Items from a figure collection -
[Start]

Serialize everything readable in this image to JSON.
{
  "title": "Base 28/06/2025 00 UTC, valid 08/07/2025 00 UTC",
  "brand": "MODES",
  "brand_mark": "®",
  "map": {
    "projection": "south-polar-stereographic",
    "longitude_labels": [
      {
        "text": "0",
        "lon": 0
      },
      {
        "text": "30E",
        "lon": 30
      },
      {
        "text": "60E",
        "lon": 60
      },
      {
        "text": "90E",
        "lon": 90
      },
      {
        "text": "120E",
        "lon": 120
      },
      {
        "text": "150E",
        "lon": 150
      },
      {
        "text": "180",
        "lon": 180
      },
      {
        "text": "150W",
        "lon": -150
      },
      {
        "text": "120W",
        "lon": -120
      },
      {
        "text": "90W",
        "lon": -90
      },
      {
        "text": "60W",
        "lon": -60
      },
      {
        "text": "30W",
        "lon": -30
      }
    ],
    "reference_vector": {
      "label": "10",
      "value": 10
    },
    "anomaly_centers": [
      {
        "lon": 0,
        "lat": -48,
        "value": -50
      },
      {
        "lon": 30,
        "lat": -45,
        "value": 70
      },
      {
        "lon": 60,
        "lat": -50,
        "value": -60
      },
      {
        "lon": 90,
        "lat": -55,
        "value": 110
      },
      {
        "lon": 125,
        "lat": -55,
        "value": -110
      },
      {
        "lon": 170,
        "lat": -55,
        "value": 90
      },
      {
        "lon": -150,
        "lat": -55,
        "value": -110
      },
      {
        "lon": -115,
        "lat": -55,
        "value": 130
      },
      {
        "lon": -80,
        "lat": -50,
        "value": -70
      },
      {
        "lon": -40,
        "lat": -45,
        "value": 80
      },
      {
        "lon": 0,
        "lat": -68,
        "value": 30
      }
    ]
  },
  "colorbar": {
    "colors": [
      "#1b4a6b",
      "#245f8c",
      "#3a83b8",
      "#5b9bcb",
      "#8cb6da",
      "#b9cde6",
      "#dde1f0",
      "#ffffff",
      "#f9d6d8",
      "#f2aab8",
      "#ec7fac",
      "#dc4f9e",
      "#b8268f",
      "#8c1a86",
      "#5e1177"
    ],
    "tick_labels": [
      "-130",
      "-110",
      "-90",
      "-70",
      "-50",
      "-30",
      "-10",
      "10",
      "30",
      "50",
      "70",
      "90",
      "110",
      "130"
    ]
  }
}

[End]

What you have to do - A single figure is required: the number of lines above in which the word "value" occurs.

Exercise result - 12